» Task to carry out
Retype the data below without altering anything.

» Records shown
'''
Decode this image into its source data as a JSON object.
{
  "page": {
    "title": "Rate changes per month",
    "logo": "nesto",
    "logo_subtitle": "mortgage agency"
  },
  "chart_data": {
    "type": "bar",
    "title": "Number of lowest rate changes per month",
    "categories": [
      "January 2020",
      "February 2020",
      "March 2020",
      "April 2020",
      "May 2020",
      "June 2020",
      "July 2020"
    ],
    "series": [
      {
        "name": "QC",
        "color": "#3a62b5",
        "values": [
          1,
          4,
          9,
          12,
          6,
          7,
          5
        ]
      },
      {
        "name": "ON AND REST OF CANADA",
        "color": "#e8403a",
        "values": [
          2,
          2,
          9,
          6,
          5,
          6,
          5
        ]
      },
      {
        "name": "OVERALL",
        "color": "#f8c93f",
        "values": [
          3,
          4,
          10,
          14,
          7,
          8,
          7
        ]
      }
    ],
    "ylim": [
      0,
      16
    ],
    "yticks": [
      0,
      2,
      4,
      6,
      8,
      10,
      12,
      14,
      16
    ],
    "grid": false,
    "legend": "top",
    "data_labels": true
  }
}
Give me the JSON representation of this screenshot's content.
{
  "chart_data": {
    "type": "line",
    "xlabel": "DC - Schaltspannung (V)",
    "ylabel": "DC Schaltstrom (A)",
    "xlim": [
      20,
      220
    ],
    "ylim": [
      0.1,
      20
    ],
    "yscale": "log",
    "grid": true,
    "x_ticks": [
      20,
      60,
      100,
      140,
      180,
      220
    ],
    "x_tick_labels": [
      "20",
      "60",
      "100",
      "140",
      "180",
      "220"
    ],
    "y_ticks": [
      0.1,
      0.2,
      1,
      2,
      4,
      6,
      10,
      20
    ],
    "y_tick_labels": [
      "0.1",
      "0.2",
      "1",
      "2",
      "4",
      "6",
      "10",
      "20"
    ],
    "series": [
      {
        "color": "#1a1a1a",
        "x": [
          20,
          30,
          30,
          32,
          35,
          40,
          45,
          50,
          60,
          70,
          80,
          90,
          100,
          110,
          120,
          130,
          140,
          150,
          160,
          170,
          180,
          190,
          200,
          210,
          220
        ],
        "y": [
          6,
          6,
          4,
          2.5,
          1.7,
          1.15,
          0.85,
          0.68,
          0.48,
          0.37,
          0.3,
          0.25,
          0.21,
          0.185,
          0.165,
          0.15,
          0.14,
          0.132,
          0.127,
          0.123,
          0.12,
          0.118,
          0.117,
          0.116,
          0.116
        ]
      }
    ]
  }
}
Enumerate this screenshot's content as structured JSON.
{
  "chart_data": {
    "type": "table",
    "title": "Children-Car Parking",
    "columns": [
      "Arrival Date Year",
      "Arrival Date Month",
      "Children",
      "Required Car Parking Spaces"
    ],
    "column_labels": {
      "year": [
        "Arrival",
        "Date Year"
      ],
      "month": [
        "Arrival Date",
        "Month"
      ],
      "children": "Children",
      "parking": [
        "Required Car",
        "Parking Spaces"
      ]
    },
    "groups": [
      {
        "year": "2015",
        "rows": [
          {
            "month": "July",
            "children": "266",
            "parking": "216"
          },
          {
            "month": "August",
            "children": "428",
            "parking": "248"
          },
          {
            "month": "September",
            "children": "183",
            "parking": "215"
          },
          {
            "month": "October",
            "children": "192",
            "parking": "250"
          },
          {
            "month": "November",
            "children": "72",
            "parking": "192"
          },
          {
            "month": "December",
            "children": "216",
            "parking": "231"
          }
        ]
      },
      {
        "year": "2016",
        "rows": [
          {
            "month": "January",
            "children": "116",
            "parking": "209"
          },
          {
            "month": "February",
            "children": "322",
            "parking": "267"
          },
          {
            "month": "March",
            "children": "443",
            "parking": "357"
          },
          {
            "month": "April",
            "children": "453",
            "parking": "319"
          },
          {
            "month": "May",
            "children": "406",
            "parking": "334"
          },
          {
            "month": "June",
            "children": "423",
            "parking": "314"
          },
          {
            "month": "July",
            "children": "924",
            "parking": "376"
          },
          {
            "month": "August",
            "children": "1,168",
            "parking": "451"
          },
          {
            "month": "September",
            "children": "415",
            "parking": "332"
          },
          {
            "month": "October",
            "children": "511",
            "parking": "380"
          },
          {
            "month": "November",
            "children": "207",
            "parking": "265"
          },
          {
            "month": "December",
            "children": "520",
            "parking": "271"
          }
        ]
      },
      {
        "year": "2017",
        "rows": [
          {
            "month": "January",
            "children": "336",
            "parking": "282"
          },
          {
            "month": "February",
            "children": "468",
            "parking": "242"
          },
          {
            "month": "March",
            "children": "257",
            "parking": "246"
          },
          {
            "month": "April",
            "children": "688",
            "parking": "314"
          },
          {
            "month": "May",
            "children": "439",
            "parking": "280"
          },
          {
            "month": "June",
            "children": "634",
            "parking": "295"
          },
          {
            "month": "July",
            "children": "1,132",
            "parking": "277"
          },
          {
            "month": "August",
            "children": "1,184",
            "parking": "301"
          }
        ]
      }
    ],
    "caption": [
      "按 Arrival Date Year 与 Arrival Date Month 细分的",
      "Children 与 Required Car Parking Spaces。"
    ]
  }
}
'''
» The response
Decode this image into its source data as a JSON object.
{
  "page": {
    "title": "Rate changes per month",
    "logo": "nesto",
    "logo_subtitle": "mortgage agency"
  },
  "chart_data": {
    "type": "bar",
    "title": "Number of lowest rate changes per month",
    "categories": [
      "January 2020",
      "February 2020",
      "March 2020",
      "April 2020",
      "May 2020",
      "June 2020",
      "July 2020"
    ],
    "series": [
      {
        "name": "QC",
        "color": "#3a62b5",
        "values": [
          1,
          4,
          9,
          12,
          6,
          7,
          5
        ]
      },
      {
        "name": "ON AND REST OF CANADA",
        "color": "#e8403a",
        "values": [
          2,
          2,
          9,
          6,
          5,
          6,
          5
        ]
      },
      {
        "name": "OVERALL",
        "color": "#f8c93f",
        "values": [
          3,
          4,
          10,
          14,
          7,
          8,
          7
        ]
      }
    ],
    "ylim": [
      0,
      16
    ],
    "yticks": [
      0,
      2,
      4,
      6,
      8,
      10,
      12,
      14,
      16
    ],
    "grid": false,
    "legend": "top",
    "data_labels": true
  }
}
Give me the JSON representation of this screenshot's content.
{
  "chart_data": {
    "type": "line",
    "xlabel": "DC - Schaltspannung (V)",
    "ylabel": "DC Schaltstrom (A)",
    "xlim": [
      20,
      220
    ],
    "ylim": [
      0.1,
      20
    ],
    "yscale": "log",
    "grid": true,
    "x_ticks": [
      20,
      60,
      100,
      140,
      180,
      220
    ],
    "x_tick_labels": [
      "20",
      "60",
      "100",
      "140",
      "180",
      "220"
    ],
    "y_ticks": [
      0.1,
      0.2,
      1,
      2,
      4,
      6,
      10,
      20
    ],
    "y_tick_labels": [
      "0.1",
      "0.2",
      "1",
      "2",
      "4",
      "6",
      "10",
      "20"
    ],
    "series": [
      {
        "color": "#1a1a1a",
        "x": [
          20,
          30,
          30,
          32,
          35,
          40,
          45,
          50,
          60,
          70,
          80,
          90,
          100,
          110,
          120,
          130,
          140,
          150,
          160,
          170,
          180,
          190,
          200,
          210,
          220
        ],
        "y": [
          6,
          6,
          4,
          2.5,
          1.7,
          1.15,
          0.85,
          0.68,
          0.48,
          0.37,
          0.3,
          0.25,
          0.21,
          0.185,
          0.165,
          0.15,
          0.14,
          0.132,
          0.127,
          0.123,
          0.12,
          0.118,
          0.117,
          0.116,
          0.116
        ]
      }
    ]
  }
}
Enumerate this screenshot's content as structured JSON.
{
  "chart_data": {
    "type": "table",
    "title": "Children-Car Parking",
    "columns": [
      "Arrival Date Year",
      "Arrival Date Month",
      "Children",
      "Required Car Parking Spaces"
    ],
    "column_labels": {
      "year": [
        "Arrival",
        "Date Year"
      ],
      "month": [
        "Arrival Date",
        "Month"
      ],
      "children": "Children",
      "parking": [
        "Required Car",
        "Parking Spaces"
      ]
    },
    "groups": [
      {
        "year": "2015",
        "rows": [
          {
            "month": "July",
            "children": "266",
            "parking": "216"
          },
          {
            "month": "August",
            "children": "428",
            "parking": "248"
          },
          {
            "month": "September",
            "children": "183",
            "parking": "215"
          },
          {
            "month": "October",
            "children": "192",
            "parking": "250"
          },
          {
            "month": "November",
            "children": "72",
            "parking": "192"
          },
          {
            "month": "December",
            "children": "216",
            "parking": "231"
          }
        ]
      },
      {
        "year": "2016",
        "rows": [
          {
            "month": "January",
            "children": "116",
            "parking": "209"
          },
          {
            "month": "February",
            "children": "322",
            "parking": "267"
          },
          {
            "month": "March",
            "children": "443",
            "parking": "357"
          },
          {
            "month": "April",
            "children": "453",
            "parking": "319"
          },
          {
            "month": "May",
            "children": "406",
            "parking": "334"
          },
          {
            "month": "June",
            "children": "423",
            "parking": "314"
          },
          {
            "month": "July",
            "children": "924",
            "parking": "376"
          },
          {
            "month": "August",
            "children": "1,168",
            "parking": "451"
          },
          {
            "month": "September",
            "children": "415",
            "parking": "332"
          },
          {
            "month": "October",
            "children": "511",
            "parking": "380"
          },
          {
            "month": "November",
            "children": "207",
            "parking": "265"
          },
          {
            "month": "December",
            "children": "520",
            "parking": "271"
          }
        ]
      },
      {
        "year": "2017",
        "rows": [
          {
            "month": "January",
            "children": "336",
            "parking": "282"
          },
          {
            "month": "February",
            "children": "468",
            "parking": "242"
          },
          {
            "month": "March",
            "children": "257",
            "parking": "246"
          },
          {
            "month": "April",
            "children": "688",
            "parking": "314"
          },
          {
            "month": "May",
            "children": "439",
            "parking": "280"
          },
          {
            "month": "June",
            "children": "634",
            "parking": "295"
          },
          {
            "month": "July",
            "children": "1,132",
            "parking": "277"
          },
          {
            "month": "August",
            "children": "1,184",
            "parking": "301"
          }
        ]
      }
    ],
    "caption": [
      "按 Arrival Date Year 与 Arrival Date Month 细分的",
      "Children 与 Required Car Parking Spaces。"
    ]
  }
}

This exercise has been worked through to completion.